Aim
Your task is to reproduce the material exactly.

>>>>>

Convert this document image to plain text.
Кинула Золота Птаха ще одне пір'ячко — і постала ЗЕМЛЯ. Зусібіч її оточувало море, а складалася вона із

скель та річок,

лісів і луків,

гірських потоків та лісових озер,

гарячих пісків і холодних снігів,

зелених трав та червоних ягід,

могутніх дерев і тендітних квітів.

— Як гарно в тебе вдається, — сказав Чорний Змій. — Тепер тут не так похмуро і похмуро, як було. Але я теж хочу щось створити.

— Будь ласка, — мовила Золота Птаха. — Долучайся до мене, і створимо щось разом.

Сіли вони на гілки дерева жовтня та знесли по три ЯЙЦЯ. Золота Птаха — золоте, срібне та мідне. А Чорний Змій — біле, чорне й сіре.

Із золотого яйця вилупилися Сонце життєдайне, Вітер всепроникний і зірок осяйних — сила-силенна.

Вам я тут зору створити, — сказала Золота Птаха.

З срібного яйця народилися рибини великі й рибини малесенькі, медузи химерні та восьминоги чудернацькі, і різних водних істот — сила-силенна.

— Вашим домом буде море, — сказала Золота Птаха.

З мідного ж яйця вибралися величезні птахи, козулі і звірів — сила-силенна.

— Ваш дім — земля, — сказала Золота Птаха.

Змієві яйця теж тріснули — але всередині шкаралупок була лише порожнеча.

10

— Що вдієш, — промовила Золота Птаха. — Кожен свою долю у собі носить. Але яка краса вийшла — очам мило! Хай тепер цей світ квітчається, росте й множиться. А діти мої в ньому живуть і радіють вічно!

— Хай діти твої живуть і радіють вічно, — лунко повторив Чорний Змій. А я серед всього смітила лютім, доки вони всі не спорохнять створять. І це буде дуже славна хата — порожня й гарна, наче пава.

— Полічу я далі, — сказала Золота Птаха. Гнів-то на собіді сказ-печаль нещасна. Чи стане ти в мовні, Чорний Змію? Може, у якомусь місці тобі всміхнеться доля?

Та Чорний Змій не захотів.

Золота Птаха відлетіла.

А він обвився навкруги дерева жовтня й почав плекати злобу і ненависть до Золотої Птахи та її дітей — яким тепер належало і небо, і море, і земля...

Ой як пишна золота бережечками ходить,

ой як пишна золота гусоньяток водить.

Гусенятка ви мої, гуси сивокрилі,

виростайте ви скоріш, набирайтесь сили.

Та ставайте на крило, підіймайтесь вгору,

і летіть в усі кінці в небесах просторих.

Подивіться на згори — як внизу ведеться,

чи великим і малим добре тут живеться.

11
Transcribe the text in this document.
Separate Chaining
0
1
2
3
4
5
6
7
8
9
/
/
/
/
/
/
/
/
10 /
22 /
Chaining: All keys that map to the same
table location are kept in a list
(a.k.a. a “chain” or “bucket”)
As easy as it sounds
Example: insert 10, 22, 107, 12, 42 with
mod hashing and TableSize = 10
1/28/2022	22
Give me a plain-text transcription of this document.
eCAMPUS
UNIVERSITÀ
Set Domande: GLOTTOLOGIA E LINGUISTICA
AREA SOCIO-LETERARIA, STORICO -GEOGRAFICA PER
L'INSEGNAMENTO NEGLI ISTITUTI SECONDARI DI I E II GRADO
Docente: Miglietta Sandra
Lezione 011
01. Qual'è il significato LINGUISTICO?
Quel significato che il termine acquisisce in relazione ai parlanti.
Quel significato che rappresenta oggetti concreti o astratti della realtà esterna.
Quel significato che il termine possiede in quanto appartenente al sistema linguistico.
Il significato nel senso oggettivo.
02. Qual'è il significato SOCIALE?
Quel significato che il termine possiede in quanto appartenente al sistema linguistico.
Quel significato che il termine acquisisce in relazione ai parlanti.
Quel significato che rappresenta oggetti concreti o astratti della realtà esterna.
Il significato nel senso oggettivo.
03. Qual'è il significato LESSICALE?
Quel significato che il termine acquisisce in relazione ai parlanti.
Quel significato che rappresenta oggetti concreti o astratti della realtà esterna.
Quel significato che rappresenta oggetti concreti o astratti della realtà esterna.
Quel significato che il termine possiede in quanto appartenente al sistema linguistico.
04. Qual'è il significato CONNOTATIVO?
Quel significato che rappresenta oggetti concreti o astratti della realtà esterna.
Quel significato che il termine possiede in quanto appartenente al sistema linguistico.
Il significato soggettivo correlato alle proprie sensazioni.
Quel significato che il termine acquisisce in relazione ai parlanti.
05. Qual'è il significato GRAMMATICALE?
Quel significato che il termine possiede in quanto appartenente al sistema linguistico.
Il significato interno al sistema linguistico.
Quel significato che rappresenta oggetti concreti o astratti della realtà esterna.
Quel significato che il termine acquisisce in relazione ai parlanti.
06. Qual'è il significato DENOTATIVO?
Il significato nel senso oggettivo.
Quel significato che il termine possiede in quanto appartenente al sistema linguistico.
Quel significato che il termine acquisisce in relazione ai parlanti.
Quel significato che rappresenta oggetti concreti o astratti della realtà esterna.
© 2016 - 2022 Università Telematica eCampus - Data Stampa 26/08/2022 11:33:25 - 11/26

<<<<<

Written solution
Convert this document image to plain text.
Кинула Золота Птаха ще одне пір'ячко — і постала ЗЕМЛЯ. Зусібіч її оточувало море, а складалася вона із

скель та річок,

лісів і луків,

гірських потоків та лісових озер,

гарячих пісків і холодних снігів,

зелених трав та червоних ягід,

могутніх дерев і тендітних квітів.

— Як гарно в тебе вдається, — сказав Чорний Змій. — Тепер тут не так похмуро і похмуро, як було. Але я теж хочу щось створити.

— Будь ласка, — мовила Золота Птаха. — Долучайся до мене, і створимо щось разом.

Сіли вони на гілки дерева жовтня та знесли по три ЯЙЦЯ. Золота Птаха — золоте, срібне та мідне. А Чорний Змій — біле, чорне й сіре.

Із золотого яйця вилупилися Сонце життєдайне, Вітер всепроникний і зірок осяйних — сила-силенна.

Вам я тут зору створити, — сказала Золота Птаха.

З срібного яйця народилися рибини великі й рибини малесенькі, медузи химерні та восьминоги чудернацькі, і різних водних істот — сила-силенна.

— Вашим домом буде море, — сказала Золота Птаха.

З мідного ж яйця вибралися величезні птахи, козулі і звірів — сила-силенна.

— Ваш дім — земля, — сказала Золота Птаха.

Змієві яйця теж тріснули — але всередині шкаралупок була лише порожнеча.

10

— Що вдієш, — промовила Золота Птаха. — Кожен свою долю у собі носить. Але яка краса вийшла — очам мило! Хай тепер цей світ квітчається, росте й множиться. А діти мої в ньому живуть і радіють вічно!

— Хай діти твої живуть і радіють вічно, — лунко повторив Чорний Змій. А я серед всього смітила лютім, доки вони всі не спорохнять створять. І це буде дуже славна хата — порожня й гарна, наче пава.

— Полічу я далі, — сказала Золота Птаха. Гнів-то на собіді сказ-печаль нещасна. Чи стане ти в мовні, Чорний Змію? Може, у якомусь місці тобі всміхнеться доля?

Та Чорний Змій не захотів.

Золота Птаха відлетіла.

А він обвився навкруги дерева жовтня й почав плекати злобу і ненависть до Золотої Птахи та її дітей — яким тепер належало і небо, і море, і земля...

Ой як пишна золота бережечками ходить,

ой як пишна золота гусоньяток водить.

Гусенятка ви мої, гуси сивокрилі,

виростайте ви скоріш, набирайтесь сили.

Та ставайте на крило, підіймайтесь вгору,

і летіть в усі кінці в небесах просторих.

Подивіться на згори — як внизу ведеться,

чи великим і малим добре тут живеться.

11
Transcribe the text in this document.
Separate Chaining
0
1
2
3
4
5
6
7
8
9
/
/
/
/
/
/
/
/
10 /
22 /
Chaining: All keys that map to the same
table location are kept in a list
(a.k.a. a “chain” or “bucket”)
As easy as it sounds
Example: insert 10, 22, 107, 12, 42 with
mod hashing and TableSize = 10
1/28/2022	22
Give me a plain-text transcription of this document.
eCAMPUS
UNIVERSITÀ
Set Domande: GLOTTOLOGIA E LINGUISTICA
AREA SOCIO-LETERARIA, STORICO -GEOGRAFICA PER
L'INSEGNAMENTO NEGLI ISTITUTI SECONDARI DI I E II GRADO
Docente: Miglietta Sandra
Lezione 011
01. Qual'è il significato LINGUISTICO?
Quel significato che il termine acquisisce in relazione ai parlanti.
Quel significato che rappresenta oggetti concreti o astratti della realtà esterna.
Quel significato che il termine possiede in quanto appartenente al sistema linguistico.
Il significato nel senso oggettivo.
02. Qual'è il significato SOCIALE?
Quel significato che il termine possiede in quanto appartenente al sistema linguistico.
Quel significato che il termine acquisisce in relazione ai parlanti.
Quel significato che rappresenta oggetti concreti o astratti della realtà esterna.
Il significato nel senso oggettivo.
03. Qual'è il significato LESSICALE?
Quel significato che il termine acquisisce in relazione ai parlanti.
Quel significato che rappresenta oggetti concreti o astratti della realtà esterna.
Quel significato che rappresenta oggetti concreti o astratti della realtà esterna.
Quel significato che il termine possiede in quanto appartenente al sistema linguistico.
04. Qual'è il significato CONNOTATIVO?
Quel significato che rappresenta oggetti concreti o astratti della realtà esterna.
Quel significato che il termine possiede in quanto appartenente al sistema linguistico.
Il significato soggettivo correlato alle proprie sensazioni.
Quel significato che il termine acquisisce in relazione ai parlanti.
05. Qual'è il significato GRAMMATICALE?
Quel significato che il termine possiede in quanto appartenente al sistema linguistico.
Il significato interno al sistema linguistico.
Quel significato che rappresenta oggetti concreti o astratti della realtà esterna.
Quel significato che il termine acquisisce in relazione ai parlanti.
06. Qual'è il significato DENOTATIVO?
Il significato nel senso oggettivo.
Quel significato che il termine possiede in quanto appartenente al sistema linguistico.
Quel significato che il termine acquisisce in relazione ai parlanti.
Quel significato che rappresenta oggetti concreti o astratti della realtà esterna.
© 2016 - 2022 Università Telematica eCampus - Data Stampa 26/08/2022 11:33:25 - 11/26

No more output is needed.